▶ Work instructions: Look through the listing and locate every line containing the word "Voltage"; copy those lines.

--- Begin ---

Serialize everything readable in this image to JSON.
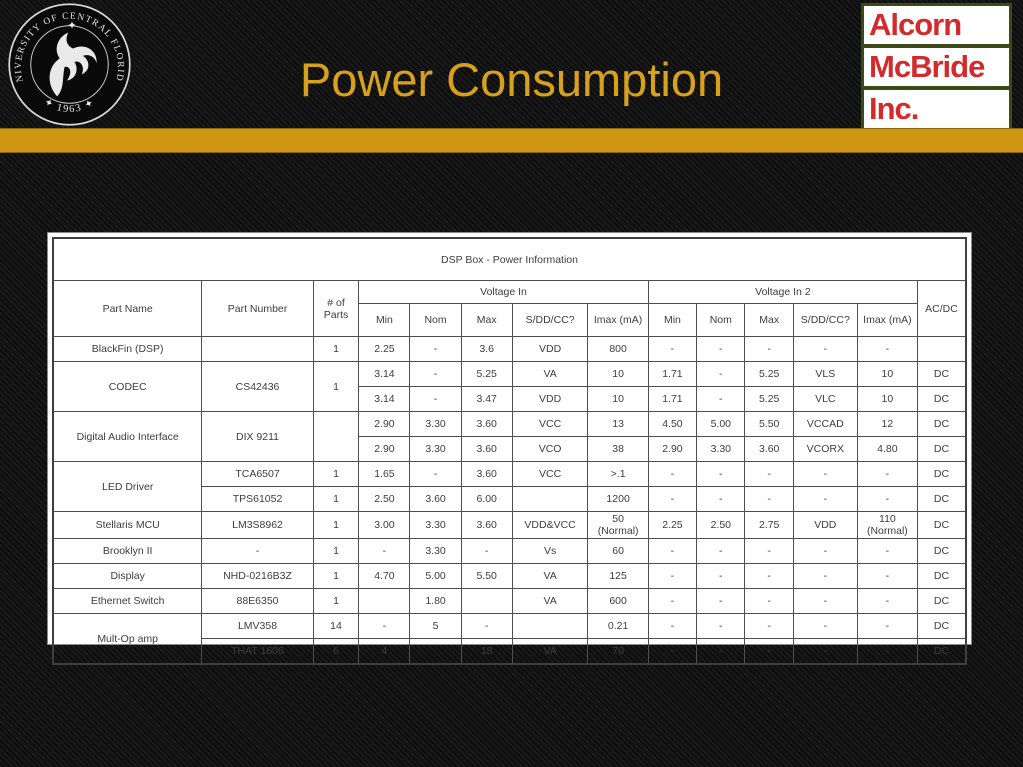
{
  "slide": {
    "title": "Power Consumption",
    "alcorn_logo": {
      "line1": "Alcorn",
      "line2": "McBride",
      "line3": "Inc.",
      "text_color": "#d32b2b",
      "border_color": "#3c4a16"
    },
    "ucf_seal": {
      "ring_text": "UNIVERSITY OF CENTRAL FLORIDA",
      "bottom_text": "✦ 1963 ✦"
    },
    "colors": {
      "accent_gold": "#cf9613",
      "title_gold": "#d7a11c",
      "background": "#141414"
    }
  },
  "table": {
    "title": "DSP Box - Power Information",
    "headers": {
      "part_name": "Part Name",
      "part_number": "Part Number",
      "num_parts": "# of\nParts",
      "voltage_in": "Voltage In",
      "voltage_in_2": "Voltage In 2",
      "min": "Min",
      "nom": "Nom",
      "max": "Max",
      "sddcc": "S/DD/CC?",
      "imax": "Imax (mA)",
      "acdc": "AC/DC"
    },
    "rows": [
      [
        "BlackFin (DSP)",
        "",
        "1",
        "2.25",
        "-",
        "3.6",
        "VDD",
        "800",
        "-",
        "-",
        "-",
        "-",
        "-",
        ""
      ],
      [
        {
          "t": "CODEC",
          "rs": 2
        },
        {
          "t": "CS42436",
          "rs": 2
        },
        {
          "t": "1",
          "rs": 2
        },
        "3.14",
        "-",
        "5.25",
        "VA",
        "10",
        "1.71",
        "-",
        "5.25",
        "VLS",
        "10",
        "DC"
      ],
      [
        "3.14",
        "-",
        "3.47",
        "VDD",
        "10",
        "1.71",
        "-",
        "5.25",
        "VLC",
        "10",
        "DC"
      ],
      [
        {
          "t": "Digital Audio Interface",
          "rs": 2
        },
        {
          "t": "DIX 9211",
          "rs": 2
        },
        {
          "t": "",
          "rs": 2
        },
        "2.90",
        "3.30",
        "3.60",
        "VCC",
        "13",
        "4.50",
        "5.00",
        "5.50",
        "VCCAD",
        "12",
        "DC"
      ],
      [
        "2.90",
        "3.30",
        "3.60",
        "VCO",
        "38",
        "2.90",
        "3.30",
        "3.60",
        "VCORX",
        "4.80",
        "DC"
      ],
      [
        {
          "t": "LED Driver",
          "rs": 2
        },
        "TCA6507",
        "1",
        "1.65",
        "-",
        "3.60",
        "VCC",
        ">.1",
        "-",
        "-",
        "-",
        "-",
        "-",
        "DC"
      ],
      [
        "TPS61052",
        "1",
        "2.50",
        "3.60",
        "6.00",
        "",
        "1200",
        "-",
        "-",
        "-",
        "-",
        "-",
        "DC"
      ],
      [
        "Stellaris MCU",
        "LM3S8962",
        "1",
        "3.00",
        "3.30",
        "3.60",
        "VDD&VCC",
        "50\n(Normal)",
        "2.25",
        "2.50",
        "2.75",
        "VDD",
        "110\n(Normal)",
        "DC"
      ],
      [
        "Brooklyn II",
        "-",
        "1",
        "-",
        "3.30",
        "-",
        "Vs",
        "60",
        "-",
        "-",
        "-",
        "-",
        "-",
        "DC"
      ],
      [
        "Display",
        "NHD-0216B3Z",
        "1",
        "4.70",
        "5.00",
        "5.50",
        "VA",
        "125",
        "-",
        "-",
        "-",
        "-",
        "-",
        "DC"
      ],
      [
        "Ethernet Switch",
        "88E6350",
        "1",
        "",
        "1.80",
        "",
        "VA",
        "600",
        "-",
        "-",
        "-",
        "-",
        "-",
        "DC"
      ],
      [
        {
          "t": "Mult-Op amp",
          "rs": 2
        },
        "LMV358",
        "14",
        "-",
        "5",
        "-",
        "",
        "0.21",
        "-",
        "-",
        "-",
        "-",
        "-",
        "DC"
      ],
      [
        "THAT 1606",
        "6",
        "4",
        "",
        "18",
        "VA",
        "70",
        "-",
        "-",
        "-",
        "-",
        "-",
        "DC"
      ]
    ]
  }
}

--- End ---

▶ Response to the exercise:
      "voltage_in": "Voltage In",
      "voltage_in_2": "Voltage In 2",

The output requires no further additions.